* What you will do
Nothing may be dropped or altered: reproduce all the data.

** start Provided information **

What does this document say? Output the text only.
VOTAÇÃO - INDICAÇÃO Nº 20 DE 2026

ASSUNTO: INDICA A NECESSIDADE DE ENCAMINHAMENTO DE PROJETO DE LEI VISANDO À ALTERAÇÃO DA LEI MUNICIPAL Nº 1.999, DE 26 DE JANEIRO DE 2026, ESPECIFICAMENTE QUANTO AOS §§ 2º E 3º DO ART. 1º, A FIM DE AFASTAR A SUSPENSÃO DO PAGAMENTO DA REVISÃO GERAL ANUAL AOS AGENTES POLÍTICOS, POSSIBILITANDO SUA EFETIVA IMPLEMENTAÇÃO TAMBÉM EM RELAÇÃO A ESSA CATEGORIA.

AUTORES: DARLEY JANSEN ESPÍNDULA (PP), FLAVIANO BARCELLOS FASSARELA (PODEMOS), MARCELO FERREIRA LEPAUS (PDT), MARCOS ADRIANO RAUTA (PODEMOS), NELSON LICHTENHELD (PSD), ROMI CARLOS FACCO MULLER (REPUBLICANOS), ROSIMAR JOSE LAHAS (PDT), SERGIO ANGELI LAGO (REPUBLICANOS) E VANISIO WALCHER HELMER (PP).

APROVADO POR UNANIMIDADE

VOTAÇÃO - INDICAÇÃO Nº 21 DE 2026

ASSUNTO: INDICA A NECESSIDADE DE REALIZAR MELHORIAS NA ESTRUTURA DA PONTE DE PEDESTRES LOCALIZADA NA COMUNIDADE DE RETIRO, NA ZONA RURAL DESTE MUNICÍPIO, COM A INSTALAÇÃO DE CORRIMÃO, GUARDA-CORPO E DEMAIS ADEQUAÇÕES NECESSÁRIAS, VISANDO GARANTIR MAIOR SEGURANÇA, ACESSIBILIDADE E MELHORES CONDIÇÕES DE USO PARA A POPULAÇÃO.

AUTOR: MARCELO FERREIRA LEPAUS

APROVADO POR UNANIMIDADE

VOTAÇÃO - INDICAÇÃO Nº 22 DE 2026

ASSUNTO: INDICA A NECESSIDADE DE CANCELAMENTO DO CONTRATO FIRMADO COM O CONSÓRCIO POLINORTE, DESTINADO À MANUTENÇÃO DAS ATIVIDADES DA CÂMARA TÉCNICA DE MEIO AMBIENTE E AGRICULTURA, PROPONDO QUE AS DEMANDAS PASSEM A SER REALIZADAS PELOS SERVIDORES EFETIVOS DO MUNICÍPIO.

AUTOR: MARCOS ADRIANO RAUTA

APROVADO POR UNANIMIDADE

** end Provided information **

* Final answer
What does this document say? Output the text only.
VOTAÇÃO - INDICAÇÃO Nº 20 DE 2026

ASSUNTO: INDICA A NECESSIDADE DE ENCAMINHAMENTO DE PROJETO DE LEI VISANDO À ALTERAÇÃO DA LEI MUNICIPAL Nº 1.999, DE 26 DE JANEIRO DE 2026, ESPECIFICAMENTE QUANTO AOS §§ 2º E 3º DO ART. 1º, A FIM DE AFASTAR A SUSPENSÃO DO PAGAMENTO DA REVISÃO GERAL ANUAL AOS AGENTES POLÍTICOS, POSSIBILITANDO SUA EFETIVA IMPLEMENTAÇÃO TAMBÉM EM RELAÇÃO A ESSA CATEGORIA.

AUTORES: DARLEY JANSEN ESPÍNDULA (PP), FLAVIANO BARCELLOS FASSARELA (PODEMOS), MARCELO FERREIRA LEPAUS (PDT), MARCOS ADRIANO RAUTA (PODEMOS), NELSON LICHTENHELD (PSD), ROMI CARLOS FACCO MULLER (REPUBLICANOS), ROSIMAR JOSE LAHAS (PDT), SERGIO ANGELI LAGO (REPUBLICANOS) E VANISIO WALCHER HELMER (PP).

APROVADO POR UNANIMIDADE

VOTAÇÃO - INDICAÇÃO Nº 21 DE 2026

ASSUNTO: INDICA A NECESSIDADE DE REALIZAR MELHORIAS NA ESTRUTURA DA PONTE DE PEDESTRES LOCALIZADA NA COMUNIDADE DE RETIRO, NA ZONA RURAL DESTE MUNICÍPIO, COM A INSTALAÇÃO DE CORRIMÃO, GUARDA-CORPO E DEMAIS ADEQUAÇÕES NECESSÁRIAS, VISANDO GARANTIR MAIOR SEGURANÇA, ACESSIBILIDADE E MELHORES CONDIÇÕES DE USO PARA A POPULAÇÃO.

AUTOR: MARCELO FERREIRA LEPAUS

APROVADO POR UNANIMIDADE

VOTAÇÃO - INDICAÇÃO Nº 22 DE 2026

ASSUNTO: INDICA A NECESSIDADE DE CANCELAMENTO DO CONTRATO FIRMADO COM O CONSÓRCIO POLINORTE, DESTINADO À MANUTENÇÃO DAS ATIVIDADES DA CÂMARA TÉCNICA DE MEIO AMBIENTE E AGRICULTURA, PROPONDO QUE AS DEMANDAS PASSEM A SER REALIZADAS PELOS SERVIDORES EFETIVOS DO MUNICÍPIO.

AUTOR: MARCOS ADRIANO RAUTA

APROVADO POR UNANIMIDADE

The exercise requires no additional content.